:: Saved entries ::
────────────────────────────────────────

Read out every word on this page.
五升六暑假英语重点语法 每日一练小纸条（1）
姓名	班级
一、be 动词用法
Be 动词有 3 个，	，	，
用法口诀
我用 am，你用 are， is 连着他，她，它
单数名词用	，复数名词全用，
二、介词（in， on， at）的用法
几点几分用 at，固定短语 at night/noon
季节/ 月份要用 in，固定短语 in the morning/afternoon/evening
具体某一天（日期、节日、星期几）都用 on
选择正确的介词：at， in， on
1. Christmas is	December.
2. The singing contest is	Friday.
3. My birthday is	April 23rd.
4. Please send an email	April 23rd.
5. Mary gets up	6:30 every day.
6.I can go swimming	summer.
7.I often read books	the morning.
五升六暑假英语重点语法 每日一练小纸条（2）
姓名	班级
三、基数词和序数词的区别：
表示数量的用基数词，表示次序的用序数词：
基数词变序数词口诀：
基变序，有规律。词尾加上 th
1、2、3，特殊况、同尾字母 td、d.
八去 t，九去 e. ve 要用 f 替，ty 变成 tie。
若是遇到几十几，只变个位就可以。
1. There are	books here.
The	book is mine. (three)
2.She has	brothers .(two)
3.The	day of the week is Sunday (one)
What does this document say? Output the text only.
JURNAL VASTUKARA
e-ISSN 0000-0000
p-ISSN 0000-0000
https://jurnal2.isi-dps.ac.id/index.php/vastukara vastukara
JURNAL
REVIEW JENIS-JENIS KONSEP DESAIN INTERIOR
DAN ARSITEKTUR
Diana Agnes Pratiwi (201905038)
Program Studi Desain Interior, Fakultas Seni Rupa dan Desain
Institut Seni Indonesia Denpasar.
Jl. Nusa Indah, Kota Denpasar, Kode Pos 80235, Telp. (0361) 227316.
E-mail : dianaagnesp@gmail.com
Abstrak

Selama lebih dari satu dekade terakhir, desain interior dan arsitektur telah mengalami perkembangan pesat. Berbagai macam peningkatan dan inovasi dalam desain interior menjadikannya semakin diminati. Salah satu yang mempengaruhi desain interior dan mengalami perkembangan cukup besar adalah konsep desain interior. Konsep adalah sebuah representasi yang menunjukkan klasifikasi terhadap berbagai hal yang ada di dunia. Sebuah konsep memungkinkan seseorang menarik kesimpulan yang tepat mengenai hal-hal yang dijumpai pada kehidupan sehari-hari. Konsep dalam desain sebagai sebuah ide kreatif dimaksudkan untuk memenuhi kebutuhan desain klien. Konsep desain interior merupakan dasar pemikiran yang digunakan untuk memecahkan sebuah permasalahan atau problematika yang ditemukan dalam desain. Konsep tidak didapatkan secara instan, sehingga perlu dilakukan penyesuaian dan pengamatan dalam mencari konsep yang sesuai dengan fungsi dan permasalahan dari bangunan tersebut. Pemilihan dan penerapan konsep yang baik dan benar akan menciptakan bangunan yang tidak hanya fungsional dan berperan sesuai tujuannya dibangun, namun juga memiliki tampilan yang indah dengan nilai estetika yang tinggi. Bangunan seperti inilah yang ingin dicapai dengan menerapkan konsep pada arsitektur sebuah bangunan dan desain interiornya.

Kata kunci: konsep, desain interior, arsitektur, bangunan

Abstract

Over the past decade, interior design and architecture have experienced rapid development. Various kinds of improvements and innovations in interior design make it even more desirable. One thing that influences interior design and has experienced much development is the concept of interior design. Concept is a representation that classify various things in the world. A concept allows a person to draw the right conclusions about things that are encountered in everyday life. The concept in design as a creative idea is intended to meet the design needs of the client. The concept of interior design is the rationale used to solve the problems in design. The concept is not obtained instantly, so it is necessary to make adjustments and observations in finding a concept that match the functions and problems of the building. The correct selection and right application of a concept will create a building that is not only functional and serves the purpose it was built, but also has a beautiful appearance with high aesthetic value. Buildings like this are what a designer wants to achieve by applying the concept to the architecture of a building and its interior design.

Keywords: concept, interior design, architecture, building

────────────────────────────────────────

:: Exercise ::
Read the data above and count the lines that include "concept". Answer only with the count.

:: Solution to this exercise ::
2